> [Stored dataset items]
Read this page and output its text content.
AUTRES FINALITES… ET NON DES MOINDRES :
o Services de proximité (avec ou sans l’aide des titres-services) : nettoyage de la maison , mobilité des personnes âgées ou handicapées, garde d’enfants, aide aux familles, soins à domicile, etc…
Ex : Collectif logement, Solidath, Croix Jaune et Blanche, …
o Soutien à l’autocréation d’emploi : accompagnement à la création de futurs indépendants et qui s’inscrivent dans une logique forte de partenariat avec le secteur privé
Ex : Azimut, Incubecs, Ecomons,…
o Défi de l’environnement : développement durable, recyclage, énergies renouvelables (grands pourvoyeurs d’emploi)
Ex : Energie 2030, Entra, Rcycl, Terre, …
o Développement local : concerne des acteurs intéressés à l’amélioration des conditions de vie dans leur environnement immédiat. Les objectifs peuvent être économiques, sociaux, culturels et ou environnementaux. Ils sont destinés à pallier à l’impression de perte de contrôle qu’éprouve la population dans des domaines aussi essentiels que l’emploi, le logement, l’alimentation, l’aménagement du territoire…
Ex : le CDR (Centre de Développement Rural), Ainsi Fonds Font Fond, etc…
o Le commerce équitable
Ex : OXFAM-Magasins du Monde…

> [Set exercise] Using the listing above, retype each line exactly.

> [Solution for this problem]
Read this page and output its text content.
AUTRES FINALITES… ET NON DES MOINDRES :
o Services de proximité (avec ou sans l’aide des titres-services) : nettoyage de la maison , mobilité des personnes âgées ou handicapées, garde d’enfants, aide aux familles, soins à domicile, etc…
Ex : Collectif logement, Solidath, Croix Jaune et Blanche, …
o Soutien à l’autocréation d’emploi : accompagnement à la création de futurs indépendants et qui s’inscrivent dans une logique forte de partenariat avec le secteur privé
Ex : Azimut, Incubecs, Ecomons,…
o Défi de l’environnement : développement durable, recyclage, énergies renouvelables (grands pourvoyeurs d’emploi)
Ex : Energie 2030, Entra, Rcycl, Terre, …
o Développement local : concerne des acteurs intéressés à l’amélioration des conditions de vie dans leur environnement immédiat. Les objectifs peuvent être économiques, sociaux, culturels et ou environnementaux. Ils sont destinés à pallier à l’impression de perte de contrôle qu’éprouve la population dans des domaines aussi essentiels que l’emploi, le logement, l’alimentation, l’aménagement du territoire…
Ex : le CDR (Centre de Développement Rural), Ainsi Fonds Font Fond, etc…
o Le commerce équitable
Ex : OXFAM-Magasins du Monde…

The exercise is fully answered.